# The problem
All of the material below is to be returned exactly.

# Material supplied
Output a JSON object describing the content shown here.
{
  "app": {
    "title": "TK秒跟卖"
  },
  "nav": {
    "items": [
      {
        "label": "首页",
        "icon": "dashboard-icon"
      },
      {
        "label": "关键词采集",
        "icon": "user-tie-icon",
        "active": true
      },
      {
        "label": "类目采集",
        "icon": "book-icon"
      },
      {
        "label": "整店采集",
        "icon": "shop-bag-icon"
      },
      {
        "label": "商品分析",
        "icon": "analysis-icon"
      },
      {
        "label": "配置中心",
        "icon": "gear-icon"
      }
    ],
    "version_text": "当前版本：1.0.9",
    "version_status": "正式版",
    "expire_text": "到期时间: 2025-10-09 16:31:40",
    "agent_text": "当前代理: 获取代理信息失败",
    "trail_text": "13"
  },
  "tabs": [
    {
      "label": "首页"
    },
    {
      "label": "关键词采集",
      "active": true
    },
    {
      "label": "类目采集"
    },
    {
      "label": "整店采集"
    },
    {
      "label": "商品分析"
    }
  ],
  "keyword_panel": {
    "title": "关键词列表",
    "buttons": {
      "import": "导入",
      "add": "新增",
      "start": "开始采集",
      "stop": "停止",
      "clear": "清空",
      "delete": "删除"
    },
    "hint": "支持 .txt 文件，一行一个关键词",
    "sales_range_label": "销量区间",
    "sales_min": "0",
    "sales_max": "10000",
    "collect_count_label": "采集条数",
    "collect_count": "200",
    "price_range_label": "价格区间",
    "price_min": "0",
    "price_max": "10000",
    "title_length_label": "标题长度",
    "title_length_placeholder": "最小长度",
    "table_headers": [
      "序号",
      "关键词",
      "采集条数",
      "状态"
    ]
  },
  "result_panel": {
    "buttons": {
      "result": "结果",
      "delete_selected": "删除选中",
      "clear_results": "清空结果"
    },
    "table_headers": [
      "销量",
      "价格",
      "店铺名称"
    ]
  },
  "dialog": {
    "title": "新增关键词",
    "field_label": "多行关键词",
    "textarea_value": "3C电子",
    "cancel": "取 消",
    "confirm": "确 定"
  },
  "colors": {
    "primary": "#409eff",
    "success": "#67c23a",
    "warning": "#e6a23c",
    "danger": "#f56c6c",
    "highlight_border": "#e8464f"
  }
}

# Completed exercise
Output a JSON object describing the content shown here.
{
  "app": {
    "title": "TK秒跟卖"
  },
  "nav": {
    "items": [
      {
        "label": "首页",
        "icon": "dashboard-icon"
      },
      {
        "label": "关键词采集",
        "icon": "user-tie-icon",
        "active": true
      },
      {
        "label": "类目采集",
        "icon": "book-icon"
      },
      {
        "label": "整店采集",
        "icon": "shop-bag-icon"
      },
      {
        "label": "商品分析",
        "icon": "analysis-icon"
      },
      {
        "label": "配置中心",
        "icon": "gear-icon"
      }
    ],
    "version_text": "当前版本：1.0.9",
    "version_status": "正式版",
    "expire_text": "到期时间: 2025-10-09 16:31:40",
    "agent_text": "当前代理: 获取代理信息失败",
    "trail_text": "13"
  },
  "tabs": [
    {
      "label": "首页"
    },
    {
      "label": "关键词采集",
      "active": true
    },
    {
      "label": "类目采集"
    },
    {
      "label": "整店采集"
    },
    {
      "label": "商品分析"
    }
  ],
  "keyword_panel": {
    "title": "关键词列表",
    "buttons": {
      "import": "导入",
      "add": "新增",
      "start": "开始采集",
      "stop": "停止",
      "clear": "清空",
      "delete": "删除"
    },
    "hint": "支持 .txt 文件，一行一个关键词",
    "sales_range_label": "销量区间",
    "sales_min": "0",
    "sales_max": "10000",
    "collect_count_label": "采集条数",
    "collect_count": "200",
    "price_range_label": "价格区间",
    "price_min": "0",
    "price_max": "10000",
    "title_length_label": "标题长度",
    "title_length_placeholder": "最小长度",
    "table_headers": [
      "序号",
      "关键词",
      "采集条数",
      "状态"
    ]
  },
  "result_panel": {
    "buttons": {
      "result": "结果",
      "delete_selected": "删除选中",
      "clear_results": "清空结果"
    },
    "table_headers": [
      "销量",
      "价格",
      "店铺名称"
    ]
  },
  "dialog": {
    "title": "新增关键词",
    "field_label": "多行关键词",
    "textarea_value": "3C电子",
    "cancel": "取 消",
    "confirm": "确 定"
  },
  "colors": {
    "primary": "#409eff",
    "success": "#67c23a",
    "warning": "#e6a23c",
    "danger": "#f56c6c",
    "highlight_border": "#e8464f"
  }
}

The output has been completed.